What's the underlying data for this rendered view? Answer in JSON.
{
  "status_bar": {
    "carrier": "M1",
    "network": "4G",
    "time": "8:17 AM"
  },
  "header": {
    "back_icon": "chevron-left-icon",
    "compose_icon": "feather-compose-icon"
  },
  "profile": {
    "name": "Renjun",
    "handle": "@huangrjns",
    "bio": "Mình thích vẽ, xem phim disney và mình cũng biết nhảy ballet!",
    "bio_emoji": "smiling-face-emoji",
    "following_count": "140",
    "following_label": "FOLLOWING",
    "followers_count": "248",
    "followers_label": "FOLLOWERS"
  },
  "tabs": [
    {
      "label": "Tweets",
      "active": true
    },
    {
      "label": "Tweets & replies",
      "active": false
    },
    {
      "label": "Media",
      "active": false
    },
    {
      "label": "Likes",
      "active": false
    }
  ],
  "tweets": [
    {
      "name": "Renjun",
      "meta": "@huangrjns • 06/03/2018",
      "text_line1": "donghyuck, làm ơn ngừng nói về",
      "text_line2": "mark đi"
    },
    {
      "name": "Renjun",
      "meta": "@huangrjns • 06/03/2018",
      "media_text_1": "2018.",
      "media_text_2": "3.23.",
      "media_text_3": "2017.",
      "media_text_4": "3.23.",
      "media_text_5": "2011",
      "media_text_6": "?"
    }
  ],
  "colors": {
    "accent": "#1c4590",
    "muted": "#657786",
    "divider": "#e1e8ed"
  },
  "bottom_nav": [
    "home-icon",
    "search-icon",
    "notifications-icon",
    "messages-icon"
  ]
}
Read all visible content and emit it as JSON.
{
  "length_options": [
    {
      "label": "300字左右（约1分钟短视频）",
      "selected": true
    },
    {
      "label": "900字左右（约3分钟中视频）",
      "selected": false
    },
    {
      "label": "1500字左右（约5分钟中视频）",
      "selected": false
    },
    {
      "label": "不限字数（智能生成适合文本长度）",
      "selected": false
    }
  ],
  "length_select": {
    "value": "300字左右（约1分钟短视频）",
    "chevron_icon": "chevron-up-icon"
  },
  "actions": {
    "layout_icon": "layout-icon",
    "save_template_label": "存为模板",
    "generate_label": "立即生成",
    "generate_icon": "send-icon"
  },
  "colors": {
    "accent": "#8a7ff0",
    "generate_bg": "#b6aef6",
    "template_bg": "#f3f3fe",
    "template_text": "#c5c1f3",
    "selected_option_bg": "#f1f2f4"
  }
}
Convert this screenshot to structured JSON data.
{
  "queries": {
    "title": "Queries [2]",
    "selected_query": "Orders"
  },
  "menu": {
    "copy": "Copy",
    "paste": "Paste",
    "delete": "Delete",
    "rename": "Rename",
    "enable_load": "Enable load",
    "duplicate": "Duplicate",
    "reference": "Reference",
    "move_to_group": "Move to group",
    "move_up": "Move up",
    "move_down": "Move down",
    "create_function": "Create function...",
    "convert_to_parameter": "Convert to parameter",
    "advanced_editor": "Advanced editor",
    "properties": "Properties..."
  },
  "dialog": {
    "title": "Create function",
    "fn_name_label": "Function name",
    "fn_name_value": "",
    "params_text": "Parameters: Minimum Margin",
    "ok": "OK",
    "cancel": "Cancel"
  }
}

★ ★ ★ ★

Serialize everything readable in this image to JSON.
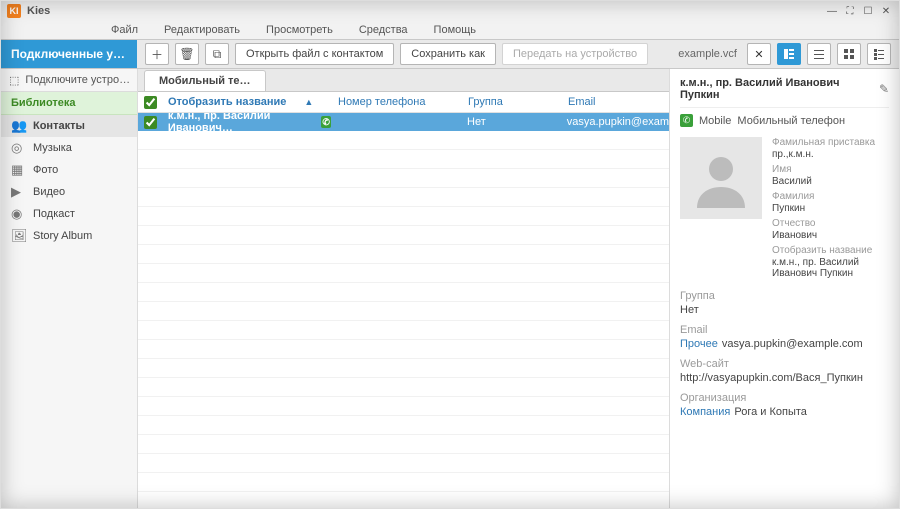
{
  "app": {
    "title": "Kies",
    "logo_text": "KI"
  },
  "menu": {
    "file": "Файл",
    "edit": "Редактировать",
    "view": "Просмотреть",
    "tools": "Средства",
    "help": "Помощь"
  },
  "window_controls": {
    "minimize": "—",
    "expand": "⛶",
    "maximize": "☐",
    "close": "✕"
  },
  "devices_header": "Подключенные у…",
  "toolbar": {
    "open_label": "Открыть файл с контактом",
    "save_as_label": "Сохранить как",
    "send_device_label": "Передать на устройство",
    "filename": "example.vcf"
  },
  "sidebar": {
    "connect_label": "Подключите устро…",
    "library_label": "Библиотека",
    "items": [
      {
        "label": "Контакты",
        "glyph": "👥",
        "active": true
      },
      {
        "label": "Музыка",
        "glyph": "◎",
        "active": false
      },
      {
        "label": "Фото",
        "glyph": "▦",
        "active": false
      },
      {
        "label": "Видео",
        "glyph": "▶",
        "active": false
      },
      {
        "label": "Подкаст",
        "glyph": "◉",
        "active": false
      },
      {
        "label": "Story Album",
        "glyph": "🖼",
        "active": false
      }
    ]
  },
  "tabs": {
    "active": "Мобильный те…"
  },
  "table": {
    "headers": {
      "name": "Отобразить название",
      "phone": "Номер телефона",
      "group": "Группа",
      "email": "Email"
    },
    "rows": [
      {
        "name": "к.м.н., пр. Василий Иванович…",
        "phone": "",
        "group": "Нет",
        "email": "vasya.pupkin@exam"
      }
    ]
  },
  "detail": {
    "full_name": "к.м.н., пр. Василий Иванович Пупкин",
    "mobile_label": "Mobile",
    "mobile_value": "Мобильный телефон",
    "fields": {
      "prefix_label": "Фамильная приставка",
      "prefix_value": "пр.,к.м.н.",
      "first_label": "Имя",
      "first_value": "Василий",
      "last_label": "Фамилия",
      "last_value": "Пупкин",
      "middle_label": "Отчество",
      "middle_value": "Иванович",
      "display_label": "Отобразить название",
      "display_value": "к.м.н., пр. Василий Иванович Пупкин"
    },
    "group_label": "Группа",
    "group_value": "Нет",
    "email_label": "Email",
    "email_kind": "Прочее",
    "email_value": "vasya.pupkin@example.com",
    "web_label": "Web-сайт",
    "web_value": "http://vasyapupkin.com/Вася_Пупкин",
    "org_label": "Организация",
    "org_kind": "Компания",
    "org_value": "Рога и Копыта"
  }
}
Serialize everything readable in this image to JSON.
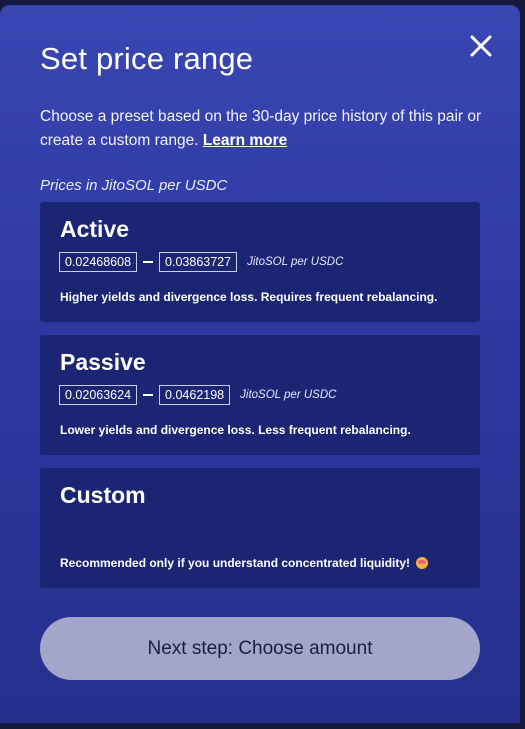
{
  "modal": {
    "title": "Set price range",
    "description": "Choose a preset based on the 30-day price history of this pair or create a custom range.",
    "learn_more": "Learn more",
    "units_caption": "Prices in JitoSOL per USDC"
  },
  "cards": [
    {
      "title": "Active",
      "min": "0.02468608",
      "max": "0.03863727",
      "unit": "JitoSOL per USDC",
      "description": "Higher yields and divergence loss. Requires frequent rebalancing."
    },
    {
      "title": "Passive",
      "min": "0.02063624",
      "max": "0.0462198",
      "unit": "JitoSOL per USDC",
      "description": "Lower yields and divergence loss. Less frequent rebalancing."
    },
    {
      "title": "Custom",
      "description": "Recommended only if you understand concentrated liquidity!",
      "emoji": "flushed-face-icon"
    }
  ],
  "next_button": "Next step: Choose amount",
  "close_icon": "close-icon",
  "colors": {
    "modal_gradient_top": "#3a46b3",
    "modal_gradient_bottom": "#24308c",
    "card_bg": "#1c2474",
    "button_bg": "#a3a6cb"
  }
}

★ ★ ★ ★

Every line in the data that holds "true" should be copied out.

      "active": true
      "selected": true
        "active": true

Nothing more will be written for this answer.